** START **
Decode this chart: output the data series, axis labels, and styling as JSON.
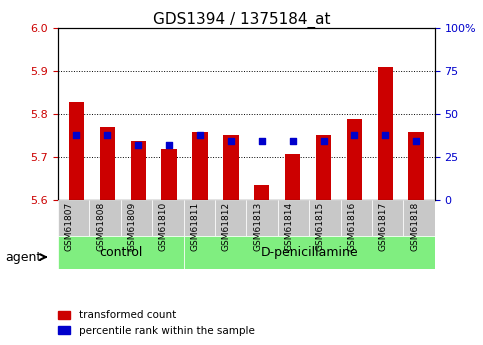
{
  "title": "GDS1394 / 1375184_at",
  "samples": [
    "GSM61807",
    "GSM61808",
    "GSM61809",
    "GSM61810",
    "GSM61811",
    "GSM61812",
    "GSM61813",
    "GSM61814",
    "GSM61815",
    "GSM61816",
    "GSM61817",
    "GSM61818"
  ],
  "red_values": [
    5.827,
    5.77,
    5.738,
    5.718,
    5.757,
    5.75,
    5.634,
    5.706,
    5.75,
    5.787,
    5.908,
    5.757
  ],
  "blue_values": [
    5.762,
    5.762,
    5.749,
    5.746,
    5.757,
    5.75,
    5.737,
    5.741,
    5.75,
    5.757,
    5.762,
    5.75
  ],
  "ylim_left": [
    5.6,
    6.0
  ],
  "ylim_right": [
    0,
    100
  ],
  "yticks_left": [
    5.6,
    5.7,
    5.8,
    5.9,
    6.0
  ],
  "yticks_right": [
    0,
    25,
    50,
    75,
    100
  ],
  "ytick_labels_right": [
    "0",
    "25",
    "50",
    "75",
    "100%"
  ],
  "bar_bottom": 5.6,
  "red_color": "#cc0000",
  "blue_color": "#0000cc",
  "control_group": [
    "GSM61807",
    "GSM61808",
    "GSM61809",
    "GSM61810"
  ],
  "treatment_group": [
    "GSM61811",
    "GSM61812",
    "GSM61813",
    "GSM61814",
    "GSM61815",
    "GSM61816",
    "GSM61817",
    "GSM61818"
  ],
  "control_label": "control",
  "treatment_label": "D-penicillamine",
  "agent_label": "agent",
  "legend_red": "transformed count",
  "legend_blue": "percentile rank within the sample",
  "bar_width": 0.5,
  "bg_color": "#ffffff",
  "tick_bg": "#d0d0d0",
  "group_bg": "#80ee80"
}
** END **
** START **
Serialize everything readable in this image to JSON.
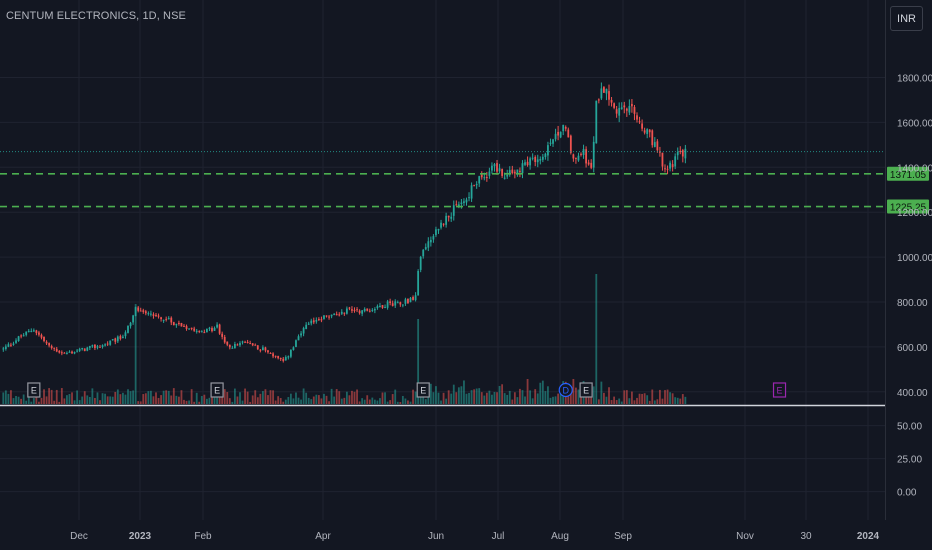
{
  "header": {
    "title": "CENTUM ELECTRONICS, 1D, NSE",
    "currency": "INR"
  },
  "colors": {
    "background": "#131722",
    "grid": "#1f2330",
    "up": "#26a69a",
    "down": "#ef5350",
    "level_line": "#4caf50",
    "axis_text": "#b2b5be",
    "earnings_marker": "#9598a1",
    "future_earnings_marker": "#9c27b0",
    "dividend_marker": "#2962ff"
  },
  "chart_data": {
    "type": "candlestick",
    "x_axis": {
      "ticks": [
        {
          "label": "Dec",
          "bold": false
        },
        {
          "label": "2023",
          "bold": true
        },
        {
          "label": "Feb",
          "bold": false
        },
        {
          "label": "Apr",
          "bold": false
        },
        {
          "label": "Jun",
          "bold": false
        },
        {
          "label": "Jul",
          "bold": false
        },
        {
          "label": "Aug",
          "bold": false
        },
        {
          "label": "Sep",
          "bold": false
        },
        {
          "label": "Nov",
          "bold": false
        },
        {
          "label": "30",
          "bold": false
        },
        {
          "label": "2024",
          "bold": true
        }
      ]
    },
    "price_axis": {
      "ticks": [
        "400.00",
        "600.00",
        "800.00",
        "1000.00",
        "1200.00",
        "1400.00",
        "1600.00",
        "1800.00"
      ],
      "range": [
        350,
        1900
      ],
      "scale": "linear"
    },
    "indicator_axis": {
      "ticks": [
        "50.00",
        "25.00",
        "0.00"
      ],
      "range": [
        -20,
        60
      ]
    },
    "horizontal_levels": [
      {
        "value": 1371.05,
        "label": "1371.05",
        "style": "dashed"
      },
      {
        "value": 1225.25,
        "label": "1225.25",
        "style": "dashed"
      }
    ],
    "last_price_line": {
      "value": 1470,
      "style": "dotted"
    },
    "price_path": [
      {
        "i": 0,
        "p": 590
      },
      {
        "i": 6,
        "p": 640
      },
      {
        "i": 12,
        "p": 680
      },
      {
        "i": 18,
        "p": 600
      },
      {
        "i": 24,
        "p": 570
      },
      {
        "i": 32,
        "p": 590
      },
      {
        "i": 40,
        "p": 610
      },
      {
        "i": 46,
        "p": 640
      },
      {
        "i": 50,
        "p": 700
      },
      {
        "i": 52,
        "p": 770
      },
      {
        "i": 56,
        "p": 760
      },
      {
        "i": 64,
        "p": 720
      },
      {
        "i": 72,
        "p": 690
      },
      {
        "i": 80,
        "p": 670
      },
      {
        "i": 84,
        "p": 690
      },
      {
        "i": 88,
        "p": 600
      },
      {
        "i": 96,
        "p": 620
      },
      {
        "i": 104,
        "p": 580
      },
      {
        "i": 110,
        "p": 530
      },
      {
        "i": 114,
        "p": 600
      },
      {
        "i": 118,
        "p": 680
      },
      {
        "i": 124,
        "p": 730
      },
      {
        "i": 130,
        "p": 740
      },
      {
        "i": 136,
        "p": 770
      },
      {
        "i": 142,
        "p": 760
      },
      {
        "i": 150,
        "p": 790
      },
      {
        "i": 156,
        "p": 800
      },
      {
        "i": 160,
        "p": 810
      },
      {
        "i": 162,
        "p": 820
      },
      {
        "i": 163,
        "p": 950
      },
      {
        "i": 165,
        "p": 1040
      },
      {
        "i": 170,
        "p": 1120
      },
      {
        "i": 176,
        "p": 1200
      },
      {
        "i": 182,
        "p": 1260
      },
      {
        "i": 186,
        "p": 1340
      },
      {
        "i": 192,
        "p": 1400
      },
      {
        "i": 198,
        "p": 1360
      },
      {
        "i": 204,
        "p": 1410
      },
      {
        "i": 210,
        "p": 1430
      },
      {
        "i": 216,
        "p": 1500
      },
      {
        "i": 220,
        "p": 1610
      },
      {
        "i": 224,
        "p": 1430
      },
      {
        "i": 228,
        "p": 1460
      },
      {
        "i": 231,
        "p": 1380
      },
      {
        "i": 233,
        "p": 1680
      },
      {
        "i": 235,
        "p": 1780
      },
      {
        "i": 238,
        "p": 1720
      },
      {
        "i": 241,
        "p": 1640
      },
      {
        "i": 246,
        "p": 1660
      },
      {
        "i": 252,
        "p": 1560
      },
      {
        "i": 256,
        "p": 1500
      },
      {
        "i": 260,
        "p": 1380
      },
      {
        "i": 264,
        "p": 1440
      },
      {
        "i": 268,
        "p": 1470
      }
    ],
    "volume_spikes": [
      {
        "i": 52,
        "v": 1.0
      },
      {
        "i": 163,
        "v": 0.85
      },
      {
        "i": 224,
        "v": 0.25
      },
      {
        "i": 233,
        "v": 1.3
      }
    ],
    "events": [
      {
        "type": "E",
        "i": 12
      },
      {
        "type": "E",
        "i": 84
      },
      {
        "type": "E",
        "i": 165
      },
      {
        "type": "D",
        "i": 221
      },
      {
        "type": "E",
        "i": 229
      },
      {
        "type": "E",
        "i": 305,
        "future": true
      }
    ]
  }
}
** END **
→ TASK TO COMPLETE: Work out how many lines of the listing above include the word "title". Report only the number.

→ RESPONSE FOR THIS EXERCISE: 2